SHORT EXERCISE 1 — Copy the passage of the blog post starting with "this started as" and going on through "purpose, no clarity." without any changes.

SUPPLIED TEXT —
Tuesday, June 9, 2009

so i want to know:

what are YOU getting out of life?
and seriously, what is it that you're working towards? what brings you happiness? what is your life leading up to? are you there yet? close? why are you headed in that direction? do you actually love what you're doing? or do just want to want that? did someone tell you when you were young that you would be doing this? did anyone tell you that you have to do this? does your life have any passion? what do you feel? do you feel alone? do you feel lost, confused...? or does it all make sense? do you feel like you're growing up? do you think you're figuring everything out? do you still have the same dreams as when you were 10? 13? 16? 18? what has changed? why? were you happier then? are you happy now? things change, but why do some consistently stay the same? why do the stages in our life clash so violently? do you feel the clash? why do parents protect their children from a thing they have no control over? were you protected? are you glad you were? are you glad you weren't? when will people stop trying to act like they know what's going on in the world? does anyone know? do you know?

this started as something else, and evolved into that. completely different, yet a summary of the thoughts floating in this strange head of mine. 3:18am and none the simpler.

Thursday, June 4, 2009

Monday, June 1, 2009

6/1

everything is so silly. nothing makes sense. there is no purpose, no clarity.

ENTRIES PROVIDED —
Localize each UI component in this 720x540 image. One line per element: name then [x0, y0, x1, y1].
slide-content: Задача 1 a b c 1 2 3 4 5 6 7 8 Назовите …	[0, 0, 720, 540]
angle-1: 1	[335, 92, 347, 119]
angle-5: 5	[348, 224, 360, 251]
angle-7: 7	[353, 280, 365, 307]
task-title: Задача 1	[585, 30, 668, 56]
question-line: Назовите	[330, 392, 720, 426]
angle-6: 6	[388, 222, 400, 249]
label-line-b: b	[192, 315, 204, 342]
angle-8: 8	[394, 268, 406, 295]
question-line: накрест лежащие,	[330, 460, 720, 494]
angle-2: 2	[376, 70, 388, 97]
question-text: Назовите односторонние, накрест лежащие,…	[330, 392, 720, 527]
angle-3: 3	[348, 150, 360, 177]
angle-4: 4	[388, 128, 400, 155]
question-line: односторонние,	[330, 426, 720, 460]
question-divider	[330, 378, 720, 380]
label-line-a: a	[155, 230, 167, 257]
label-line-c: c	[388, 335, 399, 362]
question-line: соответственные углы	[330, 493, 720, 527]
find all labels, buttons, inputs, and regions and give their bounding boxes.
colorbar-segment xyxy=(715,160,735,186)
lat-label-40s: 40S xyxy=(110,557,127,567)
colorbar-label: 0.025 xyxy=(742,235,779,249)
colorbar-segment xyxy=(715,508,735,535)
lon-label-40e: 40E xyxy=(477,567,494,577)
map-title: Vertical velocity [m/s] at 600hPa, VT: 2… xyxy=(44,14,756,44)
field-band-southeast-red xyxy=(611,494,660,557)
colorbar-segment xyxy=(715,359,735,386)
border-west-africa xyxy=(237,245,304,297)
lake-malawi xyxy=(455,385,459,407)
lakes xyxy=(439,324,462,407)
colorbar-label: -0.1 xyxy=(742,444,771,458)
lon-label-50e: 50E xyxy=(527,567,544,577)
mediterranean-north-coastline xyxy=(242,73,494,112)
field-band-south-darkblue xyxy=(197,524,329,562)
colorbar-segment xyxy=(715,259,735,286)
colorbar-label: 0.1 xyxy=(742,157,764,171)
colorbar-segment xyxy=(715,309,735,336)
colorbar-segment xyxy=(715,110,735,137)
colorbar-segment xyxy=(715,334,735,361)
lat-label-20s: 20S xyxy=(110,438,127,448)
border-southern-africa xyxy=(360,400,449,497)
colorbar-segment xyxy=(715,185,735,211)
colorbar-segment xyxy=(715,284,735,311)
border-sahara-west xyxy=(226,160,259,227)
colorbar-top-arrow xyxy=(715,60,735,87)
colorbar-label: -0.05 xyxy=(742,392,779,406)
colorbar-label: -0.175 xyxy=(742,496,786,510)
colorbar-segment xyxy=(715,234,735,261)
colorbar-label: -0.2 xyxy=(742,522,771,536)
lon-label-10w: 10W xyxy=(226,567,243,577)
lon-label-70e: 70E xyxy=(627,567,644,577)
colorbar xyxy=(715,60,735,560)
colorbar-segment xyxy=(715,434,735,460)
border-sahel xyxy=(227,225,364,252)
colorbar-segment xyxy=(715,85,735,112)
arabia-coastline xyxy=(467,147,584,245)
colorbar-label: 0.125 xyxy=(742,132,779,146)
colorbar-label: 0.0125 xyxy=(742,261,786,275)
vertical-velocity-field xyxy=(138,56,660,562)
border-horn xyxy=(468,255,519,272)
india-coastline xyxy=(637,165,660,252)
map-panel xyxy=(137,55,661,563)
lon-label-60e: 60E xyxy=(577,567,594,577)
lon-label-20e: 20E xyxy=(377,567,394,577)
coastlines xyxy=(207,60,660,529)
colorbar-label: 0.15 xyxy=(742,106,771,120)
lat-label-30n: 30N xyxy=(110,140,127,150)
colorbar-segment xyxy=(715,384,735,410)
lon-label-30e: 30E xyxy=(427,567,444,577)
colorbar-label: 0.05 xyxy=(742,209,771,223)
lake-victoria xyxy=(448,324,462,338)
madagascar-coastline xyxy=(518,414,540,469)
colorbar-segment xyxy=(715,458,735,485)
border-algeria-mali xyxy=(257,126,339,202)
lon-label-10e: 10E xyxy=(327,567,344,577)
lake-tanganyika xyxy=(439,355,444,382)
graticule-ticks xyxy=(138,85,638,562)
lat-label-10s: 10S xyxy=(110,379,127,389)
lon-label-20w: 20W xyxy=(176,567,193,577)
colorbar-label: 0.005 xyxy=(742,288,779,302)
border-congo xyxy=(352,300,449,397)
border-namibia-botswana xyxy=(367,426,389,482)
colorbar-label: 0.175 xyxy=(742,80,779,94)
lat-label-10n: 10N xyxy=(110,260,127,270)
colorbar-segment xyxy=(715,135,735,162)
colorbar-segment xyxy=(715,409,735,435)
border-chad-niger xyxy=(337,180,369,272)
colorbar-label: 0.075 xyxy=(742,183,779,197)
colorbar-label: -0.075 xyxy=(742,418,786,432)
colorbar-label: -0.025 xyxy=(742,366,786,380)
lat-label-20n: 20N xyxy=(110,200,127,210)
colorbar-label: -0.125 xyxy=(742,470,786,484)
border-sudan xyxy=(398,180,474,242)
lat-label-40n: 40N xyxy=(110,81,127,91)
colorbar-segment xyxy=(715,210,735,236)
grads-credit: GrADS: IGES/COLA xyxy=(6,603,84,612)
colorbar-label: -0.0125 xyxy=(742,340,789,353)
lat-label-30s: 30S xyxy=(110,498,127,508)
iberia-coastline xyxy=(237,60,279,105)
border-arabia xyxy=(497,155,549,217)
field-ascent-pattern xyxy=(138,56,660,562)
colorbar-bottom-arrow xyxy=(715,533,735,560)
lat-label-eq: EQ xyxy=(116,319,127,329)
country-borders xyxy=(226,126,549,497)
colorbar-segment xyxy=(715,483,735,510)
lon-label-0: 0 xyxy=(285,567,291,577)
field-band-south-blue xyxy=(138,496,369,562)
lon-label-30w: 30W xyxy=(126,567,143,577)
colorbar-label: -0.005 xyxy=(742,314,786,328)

SHORT EXERCISE 2 — Select every line of the records above that contains the string "arabia", treating uppercase and lowercase letters as different.

RESPONSE 1 —
this started as something else, and evolved into that. completely different, yet a summary of the thoughts floating in this strange head of mine. 3:18am and none the simpler.

Thursday, June 4, 2009

Monday, June 1, 2009

6/1

everything is so silly. nothing makes sense. there is no purpose, no clarity.

RESPONSE 2 —
arabia-coastline xyxy=(467,147,584,245)
border-arabia xyxy=(497,155,549,217)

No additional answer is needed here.